■ **Dataset records**:
• • • •
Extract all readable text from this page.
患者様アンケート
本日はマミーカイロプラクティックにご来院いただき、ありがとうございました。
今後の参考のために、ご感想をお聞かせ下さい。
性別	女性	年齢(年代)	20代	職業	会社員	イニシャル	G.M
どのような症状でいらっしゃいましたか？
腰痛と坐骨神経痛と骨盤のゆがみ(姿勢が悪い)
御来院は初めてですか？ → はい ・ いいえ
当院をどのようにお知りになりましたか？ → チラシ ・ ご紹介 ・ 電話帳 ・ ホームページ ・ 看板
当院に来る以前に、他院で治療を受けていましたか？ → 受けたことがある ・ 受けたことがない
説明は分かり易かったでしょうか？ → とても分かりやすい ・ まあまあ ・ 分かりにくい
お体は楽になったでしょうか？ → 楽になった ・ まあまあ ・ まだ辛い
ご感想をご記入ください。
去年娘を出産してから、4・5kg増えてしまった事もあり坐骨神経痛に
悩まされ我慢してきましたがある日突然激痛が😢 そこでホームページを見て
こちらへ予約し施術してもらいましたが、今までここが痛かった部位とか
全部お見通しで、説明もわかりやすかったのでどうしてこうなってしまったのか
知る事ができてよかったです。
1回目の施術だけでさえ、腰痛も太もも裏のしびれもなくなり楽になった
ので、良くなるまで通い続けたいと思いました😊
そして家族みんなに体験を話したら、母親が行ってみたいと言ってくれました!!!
• • • •
■ **What you are asked to do**: Write the data back out verbatim.

■ **In response**:
Extract all readable text from this page.
患者様アンケート
本日はマミーカイロプラクティックにご来院いただき、ありがとうございました。
今後の参考のために、ご感想をお聞かせ下さい。
性別	女性	年齢(年代)	20代	職業	会社員	イニシャル	G.M
どのような症状でいらっしゃいましたか？
腰痛と坐骨神経痛と骨盤のゆがみ(姿勢が悪い)
御来院は初めてですか？ → はい ・ いいえ
当院をどのようにお知りになりましたか？ → チラシ ・ ご紹介 ・ 電話帳 ・ ホームページ ・ 看板
当院に来る以前に、他院で治療を受けていましたか？ → 受けたことがある ・ 受けたことがない
説明は分かり易かったでしょうか？ → とても分かりやすい ・ まあまあ ・ 分かりにくい
お体は楽になったでしょうか？ → 楽になった ・ まあまあ ・ まだ辛い
ご感想をご記入ください。
去年娘を出産してから、4・5kg増えてしまった事もあり坐骨神経痛に
悩まされ我慢してきましたがある日突然激痛が😢 そこでホームページを見て
こちらへ予約し施術してもらいましたが、今までここが痛かった部位とか
全部お見通しで、説明もわかりやすかったのでどうしてこうなってしまったのか
知る事ができてよかったです。
1回目の施術だけでさえ、腰痛も太もも裏のしびれもなくなり楽になった
ので、良くなるまで通い続けたいと思いました😊
そして家族みんなに体験を話したら、母親が行ってみたいと言ってくれました!!!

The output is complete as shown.